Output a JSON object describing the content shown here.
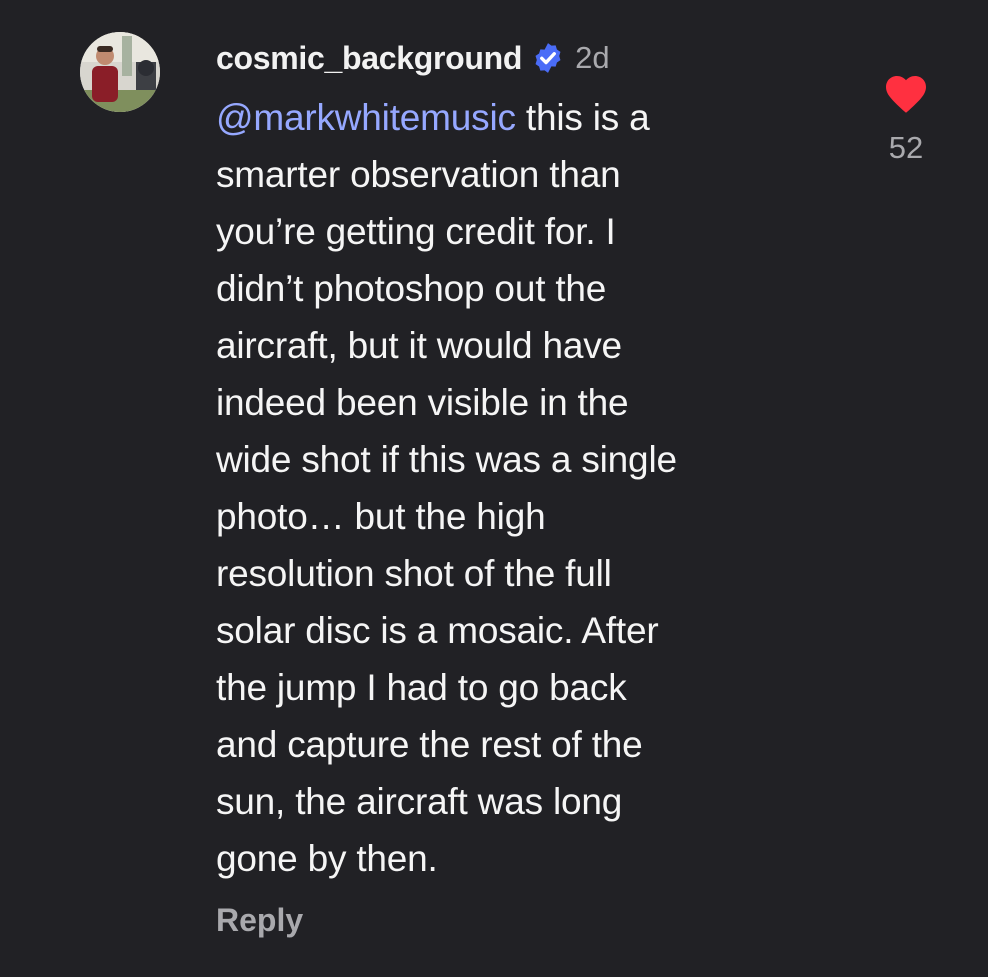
{
  "comment": {
    "username": "cosmic_background",
    "verified": true,
    "timestamp": "2d",
    "mention": "@markwhitemusic",
    "lines": [
      " this is a",
      "smarter observation than",
      "you’re getting credit for. I",
      "didn’t photoshop out the",
      "aircraft, but it would have",
      "indeed been visible in the",
      "wide shot if this was a single",
      "photo… but the high",
      "resolution shot of the full",
      "solar disc is a mosaic. After",
      "the jump I had to go back",
      "and capture the rest of the",
      "sun, the aircraft was long",
      "gone by then."
    ],
    "reply_label": "Reply",
    "like_count": "52",
    "liked": true
  },
  "colors": {
    "background": "#212125",
    "text": "#f5f5f5",
    "muted": "#a9a9ad",
    "mention": "#96a8ff",
    "verified_badge": "#4a6cf7",
    "heart": "#ff3040"
  },
  "icons": {
    "verified": "verified-badge-icon",
    "like": "heart-icon"
  }
}
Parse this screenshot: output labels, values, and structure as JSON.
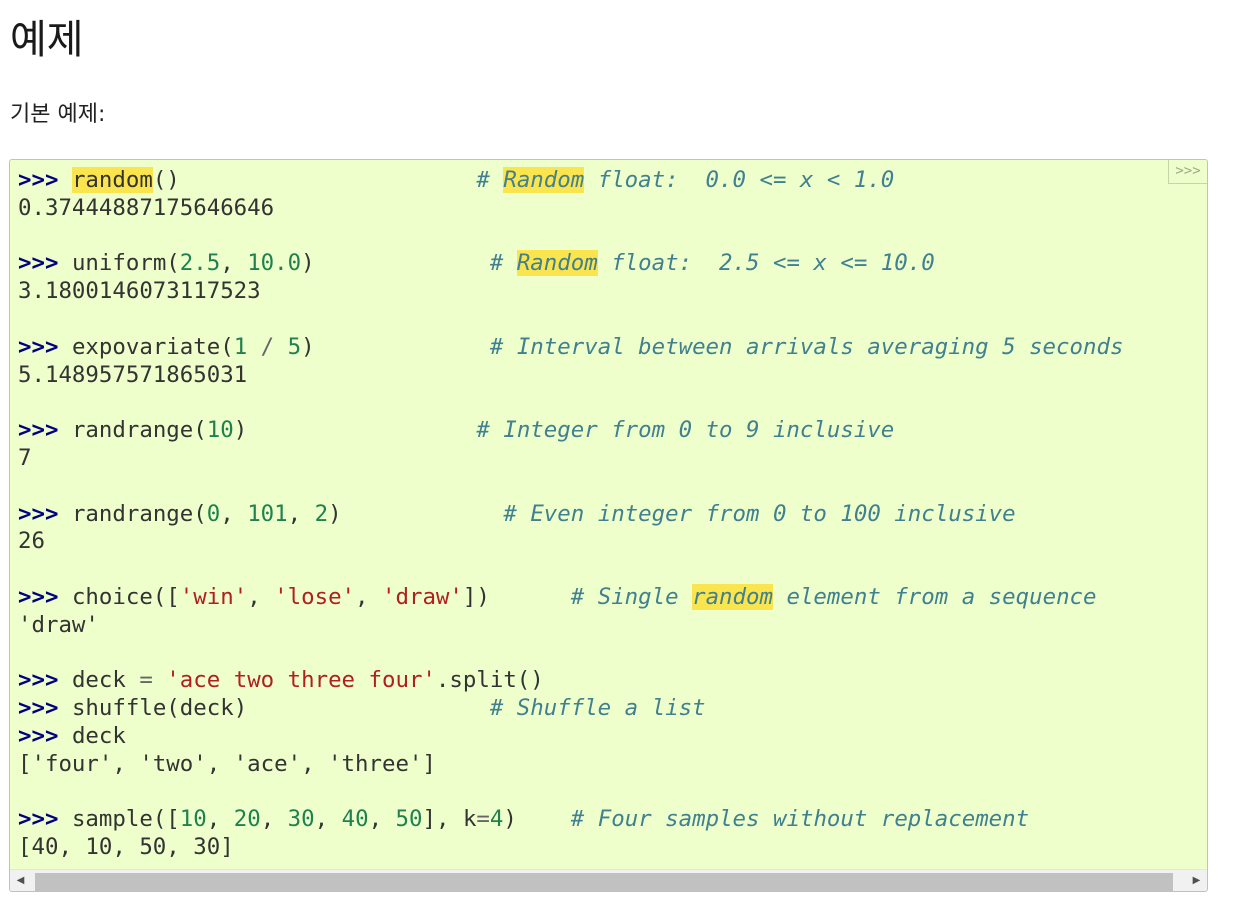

§ **WHAT YOU ARE ASKED TO DO**: Please repeat the entries exactly. Do not include the pictures.

§ **FINISHED ANSWER**:
Output a JSON object describing the content shown here.
{
  "comment": {
    "username": "cosmic_background",
    "verified": true,
    "timestamp": "2d",
    "mention": "@markwhitemusic",
    "lines": [
      " this is a",
      "smarter observation than",
      "you’re getting credit for. I",
      "didn’t photoshop out the",
      "aircraft, but it would have",
      "indeed been visible in the",
      "wide shot if this was a single",
      "photo… but the high",
      "resolution shot of the full",
      "solar disc is a mosaic. After",
      "the jump I had to go back",
      "and capture the rest of the",
      "sun, the aircraft was long",
      "gone by then."
    ],
    "reply_label": "Reply",
    "like_count": "52",
    "liked": true
  },
  "colors": {
    "background": "#212125",
    "text": "#f5f5f5",
    "muted": "#a9a9ad",
    "mention": "#96a8ff",
    "verified_badge": "#4a6cf7",
    "heart": "#ff3040"
  },
  "icons": {
    "verified": "verified-badge-icon",
    "like": "heart-icon"
  }
}
Parse this screenshot: output labels, values, and structure as JSON.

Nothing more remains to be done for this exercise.